Saved entries:
--------------------

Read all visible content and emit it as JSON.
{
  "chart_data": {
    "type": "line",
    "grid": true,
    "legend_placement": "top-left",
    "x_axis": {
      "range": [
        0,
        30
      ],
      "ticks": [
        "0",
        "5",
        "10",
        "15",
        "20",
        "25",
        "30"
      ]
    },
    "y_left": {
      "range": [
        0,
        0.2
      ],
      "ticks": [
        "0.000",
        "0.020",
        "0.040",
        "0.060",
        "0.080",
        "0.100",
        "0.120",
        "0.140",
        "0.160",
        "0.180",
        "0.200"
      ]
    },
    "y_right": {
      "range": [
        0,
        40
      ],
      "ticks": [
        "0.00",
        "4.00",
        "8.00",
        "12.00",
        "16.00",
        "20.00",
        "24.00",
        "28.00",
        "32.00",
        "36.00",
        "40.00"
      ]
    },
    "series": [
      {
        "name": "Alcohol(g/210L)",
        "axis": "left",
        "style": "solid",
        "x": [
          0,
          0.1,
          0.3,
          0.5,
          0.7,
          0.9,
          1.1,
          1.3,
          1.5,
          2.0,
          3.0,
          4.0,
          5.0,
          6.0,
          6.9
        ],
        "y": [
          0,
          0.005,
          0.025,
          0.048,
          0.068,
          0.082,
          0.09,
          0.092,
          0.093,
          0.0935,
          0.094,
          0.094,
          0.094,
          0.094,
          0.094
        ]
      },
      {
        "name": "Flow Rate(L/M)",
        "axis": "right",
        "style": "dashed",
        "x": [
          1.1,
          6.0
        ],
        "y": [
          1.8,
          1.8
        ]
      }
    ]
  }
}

--------------------

GIVEN EXERCISE = All entries shown above should be printed again exactly.

EXPECTED ANSWER =
Read all visible content and emit it as JSON.
{
  "chart_data": {
    "type": "line",
    "grid": true,
    "legend_placement": "top-left",
    "x_axis": {
      "range": [
        0,
        30
      ],
      "ticks": [
        "0",
        "5",
        "10",
        "15",
        "20",
        "25",
        "30"
      ]
    },
    "y_left": {
      "range": [
        0,
        0.2
      ],
      "ticks": [
        "0.000",
        "0.020",
        "0.040",
        "0.060",
        "0.080",
        "0.100",
        "0.120",
        "0.140",
        "0.160",
        "0.180",
        "0.200"
      ]
    },
    "y_right": {
      "range": [
        0,
        40
      ],
      "ticks": [
        "0.00",
        "4.00",
        "8.00",
        "12.00",
        "16.00",
        "20.00",
        "24.00",
        "28.00",
        "32.00",
        "36.00",
        "40.00"
      ]
    },
    "series": [
      {
        "name": "Alcohol(g/210L)",
        "axis": "left",
        "style": "solid",
        "x": [
          0,
          0.1,
          0.3,
          0.5,
          0.7,
          0.9,
          1.1,
          1.3,
          1.5,
          2.0,
          3.0,
          4.0,
          5.0,
          6.0,
          6.9
        ],
        "y": [
          0,
          0.005,
          0.025,
          0.048,
          0.068,
          0.082,
          0.09,
          0.092,
          0.093,
          0.0935,
          0.094,
          0.094,
          0.094,
          0.094,
          0.094
        ]
      },
      {
        "name": "Flow Rate(L/M)",
        "axis": "right",
        "style": "dashed",
        "x": [
          1.1,
          6.0
        ],
        "y": [
          1.8,
          1.8
        ]
      }
    ]
  }
}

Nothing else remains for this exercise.